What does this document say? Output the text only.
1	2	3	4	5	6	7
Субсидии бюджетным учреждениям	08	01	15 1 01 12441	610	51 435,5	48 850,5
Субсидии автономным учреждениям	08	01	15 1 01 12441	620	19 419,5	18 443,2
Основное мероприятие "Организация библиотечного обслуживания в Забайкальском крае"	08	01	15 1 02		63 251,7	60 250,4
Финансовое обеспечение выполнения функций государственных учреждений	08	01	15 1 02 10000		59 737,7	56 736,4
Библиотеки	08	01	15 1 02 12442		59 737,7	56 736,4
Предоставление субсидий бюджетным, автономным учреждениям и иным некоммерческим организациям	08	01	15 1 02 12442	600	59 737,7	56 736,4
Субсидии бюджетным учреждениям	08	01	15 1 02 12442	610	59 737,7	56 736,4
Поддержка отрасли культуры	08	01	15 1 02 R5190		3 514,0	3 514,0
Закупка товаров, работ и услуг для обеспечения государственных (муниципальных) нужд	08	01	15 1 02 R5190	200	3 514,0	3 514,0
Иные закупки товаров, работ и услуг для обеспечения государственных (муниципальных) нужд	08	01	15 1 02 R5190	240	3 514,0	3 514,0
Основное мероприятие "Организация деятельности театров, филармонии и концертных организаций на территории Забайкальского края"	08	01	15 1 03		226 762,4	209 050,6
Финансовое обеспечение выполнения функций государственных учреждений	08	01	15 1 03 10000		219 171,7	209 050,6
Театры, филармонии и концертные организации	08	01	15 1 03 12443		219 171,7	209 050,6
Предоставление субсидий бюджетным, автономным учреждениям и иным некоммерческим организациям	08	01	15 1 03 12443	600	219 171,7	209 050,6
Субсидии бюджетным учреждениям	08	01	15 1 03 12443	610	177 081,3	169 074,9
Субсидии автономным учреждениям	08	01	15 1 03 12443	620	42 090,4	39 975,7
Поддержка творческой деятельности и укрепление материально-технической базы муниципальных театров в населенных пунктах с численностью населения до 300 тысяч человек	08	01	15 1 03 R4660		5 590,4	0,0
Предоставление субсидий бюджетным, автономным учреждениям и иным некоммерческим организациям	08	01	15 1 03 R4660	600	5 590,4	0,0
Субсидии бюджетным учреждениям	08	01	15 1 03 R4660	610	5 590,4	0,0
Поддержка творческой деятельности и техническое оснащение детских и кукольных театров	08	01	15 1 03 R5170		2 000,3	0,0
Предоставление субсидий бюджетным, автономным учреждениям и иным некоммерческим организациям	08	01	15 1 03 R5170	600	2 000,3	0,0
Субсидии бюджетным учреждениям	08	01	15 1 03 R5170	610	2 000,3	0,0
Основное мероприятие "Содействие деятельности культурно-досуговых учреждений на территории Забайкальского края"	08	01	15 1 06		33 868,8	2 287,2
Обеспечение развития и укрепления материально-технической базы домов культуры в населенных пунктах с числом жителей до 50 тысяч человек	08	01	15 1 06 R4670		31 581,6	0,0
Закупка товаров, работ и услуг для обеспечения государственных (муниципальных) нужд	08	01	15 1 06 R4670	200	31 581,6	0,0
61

────────────────────────────────────────

▶ TASK OBJECTIVE:
Find all lines where the word "бюджетным" appears. Copy them.

▶ RESPONSE TO THIS TASK:
Субсидии бюджетным учреждениям	08	01	15 1 01 12441	610	51 435,5	48 850,5
Предоставление субсидий бюджетным, автономным учреждениям и иным некоммерческим организациям	08	01	15 1 02 12442	600	59 737,7	56 736,4
Субсидии бюджетным учреждениям	08	01	15 1 02 12442	610	59 737,7	56 736,4
Предоставление субсидий бюджетным, автономным учреждениям и иным некоммерческим организациям	08	01	15 1 03 12443	600	219 171,7	209 050,6
Субсидии бюджетным учреждениям	08	01	15 1 03 12443	610	177 081,3	169 074,9
Предоставление субсидий бюджетным, автономным учреждениям и иным некоммерческим организациям	08	01	15 1 03 R4660	600	5 590,4	0,0
Субсидии бюджетным учреждениям	08	01	15 1 03 R4660	610	5 590,4	0,0
Предоставление субсидий бюджетным, автономным учреждениям и иным некоммерческим организациям	08	01	15 1 03 R5170	600	2 000,3	0,0
Субсидии бюджетным учреждениям	08	01	15 1 03 R5170	610	2 000,3	0,0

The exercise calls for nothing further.